**Input**
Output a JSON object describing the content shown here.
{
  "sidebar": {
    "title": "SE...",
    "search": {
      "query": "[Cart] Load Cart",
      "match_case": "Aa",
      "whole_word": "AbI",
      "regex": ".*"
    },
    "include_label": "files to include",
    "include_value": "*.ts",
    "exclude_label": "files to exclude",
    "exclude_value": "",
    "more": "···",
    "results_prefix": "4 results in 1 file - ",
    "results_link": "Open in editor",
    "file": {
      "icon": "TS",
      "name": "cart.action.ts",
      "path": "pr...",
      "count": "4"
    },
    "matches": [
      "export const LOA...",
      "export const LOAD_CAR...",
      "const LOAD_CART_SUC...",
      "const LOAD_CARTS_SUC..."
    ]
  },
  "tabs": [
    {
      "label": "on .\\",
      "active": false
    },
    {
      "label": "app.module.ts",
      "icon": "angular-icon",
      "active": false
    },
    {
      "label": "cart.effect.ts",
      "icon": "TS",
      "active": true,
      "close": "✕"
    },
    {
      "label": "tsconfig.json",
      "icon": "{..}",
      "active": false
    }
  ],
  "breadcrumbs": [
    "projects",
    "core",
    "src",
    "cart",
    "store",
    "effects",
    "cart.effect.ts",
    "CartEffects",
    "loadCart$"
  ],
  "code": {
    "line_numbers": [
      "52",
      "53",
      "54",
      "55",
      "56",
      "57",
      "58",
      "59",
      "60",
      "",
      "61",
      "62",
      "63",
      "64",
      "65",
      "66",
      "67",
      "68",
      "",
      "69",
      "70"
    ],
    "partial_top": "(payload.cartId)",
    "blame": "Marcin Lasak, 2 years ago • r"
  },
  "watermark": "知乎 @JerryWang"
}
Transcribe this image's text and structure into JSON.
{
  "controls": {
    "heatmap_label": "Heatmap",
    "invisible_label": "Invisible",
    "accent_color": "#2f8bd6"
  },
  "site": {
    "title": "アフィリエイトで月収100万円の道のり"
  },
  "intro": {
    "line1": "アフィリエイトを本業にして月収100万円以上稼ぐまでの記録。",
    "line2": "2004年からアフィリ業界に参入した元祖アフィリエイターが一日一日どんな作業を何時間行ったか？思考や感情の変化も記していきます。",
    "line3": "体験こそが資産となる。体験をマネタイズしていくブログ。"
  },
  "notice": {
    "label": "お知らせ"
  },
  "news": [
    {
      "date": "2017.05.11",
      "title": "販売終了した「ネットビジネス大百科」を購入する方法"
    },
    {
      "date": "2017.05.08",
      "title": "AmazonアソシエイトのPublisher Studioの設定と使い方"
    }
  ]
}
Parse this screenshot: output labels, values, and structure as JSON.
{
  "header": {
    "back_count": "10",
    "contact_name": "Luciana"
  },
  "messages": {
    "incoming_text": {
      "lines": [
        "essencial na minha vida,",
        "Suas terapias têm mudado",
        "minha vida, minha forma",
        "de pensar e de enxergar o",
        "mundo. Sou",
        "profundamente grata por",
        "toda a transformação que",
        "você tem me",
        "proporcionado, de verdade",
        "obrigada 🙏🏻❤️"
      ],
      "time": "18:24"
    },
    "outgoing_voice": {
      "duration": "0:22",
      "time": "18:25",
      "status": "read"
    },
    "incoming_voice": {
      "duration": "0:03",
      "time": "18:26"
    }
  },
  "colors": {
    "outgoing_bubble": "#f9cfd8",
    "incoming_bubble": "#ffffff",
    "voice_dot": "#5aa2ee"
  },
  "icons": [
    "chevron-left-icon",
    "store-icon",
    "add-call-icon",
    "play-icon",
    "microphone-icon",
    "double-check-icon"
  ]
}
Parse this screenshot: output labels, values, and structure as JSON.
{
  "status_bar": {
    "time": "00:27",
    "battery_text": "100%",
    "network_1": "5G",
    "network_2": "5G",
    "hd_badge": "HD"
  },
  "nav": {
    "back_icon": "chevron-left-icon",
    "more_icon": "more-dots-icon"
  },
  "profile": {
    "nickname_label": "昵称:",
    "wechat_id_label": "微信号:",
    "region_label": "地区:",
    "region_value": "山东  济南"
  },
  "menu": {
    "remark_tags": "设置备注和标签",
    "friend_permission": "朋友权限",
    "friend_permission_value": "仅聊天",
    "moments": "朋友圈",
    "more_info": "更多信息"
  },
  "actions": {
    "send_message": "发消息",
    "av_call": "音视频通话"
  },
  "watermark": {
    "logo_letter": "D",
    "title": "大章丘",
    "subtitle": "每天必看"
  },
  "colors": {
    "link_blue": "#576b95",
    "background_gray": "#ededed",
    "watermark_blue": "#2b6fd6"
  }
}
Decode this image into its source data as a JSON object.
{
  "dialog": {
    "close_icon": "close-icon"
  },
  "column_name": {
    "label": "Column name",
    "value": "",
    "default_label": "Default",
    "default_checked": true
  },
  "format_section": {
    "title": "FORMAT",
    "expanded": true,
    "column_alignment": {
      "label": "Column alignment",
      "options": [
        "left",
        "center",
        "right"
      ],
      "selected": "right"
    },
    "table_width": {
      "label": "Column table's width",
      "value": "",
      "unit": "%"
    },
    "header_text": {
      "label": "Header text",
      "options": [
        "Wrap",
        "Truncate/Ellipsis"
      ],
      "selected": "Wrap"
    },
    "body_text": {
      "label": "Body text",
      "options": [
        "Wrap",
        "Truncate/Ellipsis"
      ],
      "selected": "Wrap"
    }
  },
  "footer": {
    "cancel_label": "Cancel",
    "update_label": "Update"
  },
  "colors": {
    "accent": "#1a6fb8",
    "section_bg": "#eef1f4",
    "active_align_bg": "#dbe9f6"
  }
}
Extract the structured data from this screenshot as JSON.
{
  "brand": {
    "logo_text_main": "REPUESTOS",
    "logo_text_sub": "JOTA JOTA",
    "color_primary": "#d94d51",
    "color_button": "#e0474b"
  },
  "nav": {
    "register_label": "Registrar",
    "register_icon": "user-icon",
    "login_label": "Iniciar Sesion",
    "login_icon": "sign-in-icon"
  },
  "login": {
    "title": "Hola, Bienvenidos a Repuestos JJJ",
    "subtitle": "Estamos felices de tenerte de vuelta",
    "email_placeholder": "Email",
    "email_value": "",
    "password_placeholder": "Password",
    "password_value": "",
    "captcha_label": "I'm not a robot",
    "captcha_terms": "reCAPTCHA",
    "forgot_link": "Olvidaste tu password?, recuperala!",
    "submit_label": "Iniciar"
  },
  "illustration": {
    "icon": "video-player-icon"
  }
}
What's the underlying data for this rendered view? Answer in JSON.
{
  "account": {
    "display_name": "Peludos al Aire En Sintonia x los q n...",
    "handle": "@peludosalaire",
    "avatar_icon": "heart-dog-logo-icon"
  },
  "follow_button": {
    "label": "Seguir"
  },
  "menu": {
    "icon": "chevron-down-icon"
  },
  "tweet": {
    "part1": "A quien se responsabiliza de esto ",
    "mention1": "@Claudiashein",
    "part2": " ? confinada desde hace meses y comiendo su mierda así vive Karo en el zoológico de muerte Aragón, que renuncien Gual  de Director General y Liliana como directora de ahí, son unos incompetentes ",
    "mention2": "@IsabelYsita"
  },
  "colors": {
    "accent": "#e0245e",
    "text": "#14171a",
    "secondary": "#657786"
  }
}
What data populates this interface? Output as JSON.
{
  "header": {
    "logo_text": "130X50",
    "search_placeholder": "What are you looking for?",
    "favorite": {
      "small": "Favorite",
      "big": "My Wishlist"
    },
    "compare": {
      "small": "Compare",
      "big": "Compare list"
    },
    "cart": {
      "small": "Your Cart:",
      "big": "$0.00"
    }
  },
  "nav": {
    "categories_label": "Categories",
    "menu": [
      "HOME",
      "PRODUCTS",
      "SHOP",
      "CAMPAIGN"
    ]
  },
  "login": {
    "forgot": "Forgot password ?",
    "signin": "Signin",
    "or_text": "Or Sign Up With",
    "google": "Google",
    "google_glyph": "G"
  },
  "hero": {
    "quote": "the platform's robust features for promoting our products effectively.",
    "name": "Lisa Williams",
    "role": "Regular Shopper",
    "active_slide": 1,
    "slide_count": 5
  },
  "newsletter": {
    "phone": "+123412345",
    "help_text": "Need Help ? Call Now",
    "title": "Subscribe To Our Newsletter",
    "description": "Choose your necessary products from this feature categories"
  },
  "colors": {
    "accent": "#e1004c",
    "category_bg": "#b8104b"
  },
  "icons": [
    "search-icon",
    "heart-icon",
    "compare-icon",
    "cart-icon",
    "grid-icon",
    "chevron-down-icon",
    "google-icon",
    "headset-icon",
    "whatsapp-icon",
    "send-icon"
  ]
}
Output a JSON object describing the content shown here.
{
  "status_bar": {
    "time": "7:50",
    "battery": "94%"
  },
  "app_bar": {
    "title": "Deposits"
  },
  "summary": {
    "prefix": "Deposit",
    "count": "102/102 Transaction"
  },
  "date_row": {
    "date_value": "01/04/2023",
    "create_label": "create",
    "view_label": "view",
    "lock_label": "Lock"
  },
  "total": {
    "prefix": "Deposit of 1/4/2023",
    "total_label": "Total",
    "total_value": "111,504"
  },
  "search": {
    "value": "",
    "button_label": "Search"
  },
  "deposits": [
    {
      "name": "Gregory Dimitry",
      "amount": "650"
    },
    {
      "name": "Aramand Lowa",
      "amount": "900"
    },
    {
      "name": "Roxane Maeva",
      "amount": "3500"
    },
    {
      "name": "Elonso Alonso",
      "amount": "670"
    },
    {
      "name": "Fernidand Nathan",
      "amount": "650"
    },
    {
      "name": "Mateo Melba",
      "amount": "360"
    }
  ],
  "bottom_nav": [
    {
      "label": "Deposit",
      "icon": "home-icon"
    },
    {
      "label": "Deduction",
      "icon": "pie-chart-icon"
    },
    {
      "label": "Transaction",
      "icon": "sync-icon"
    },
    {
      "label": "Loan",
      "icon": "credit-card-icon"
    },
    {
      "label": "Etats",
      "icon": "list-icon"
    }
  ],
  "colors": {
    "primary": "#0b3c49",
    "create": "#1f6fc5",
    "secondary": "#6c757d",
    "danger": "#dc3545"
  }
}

**Direction**
Search the listing for the word "from". Copy every line in which it occurs.

**Output for this exercise**
Extract the structured data from this screenshot as JSON.
    "description": "Choose your necessary products from this feature categories"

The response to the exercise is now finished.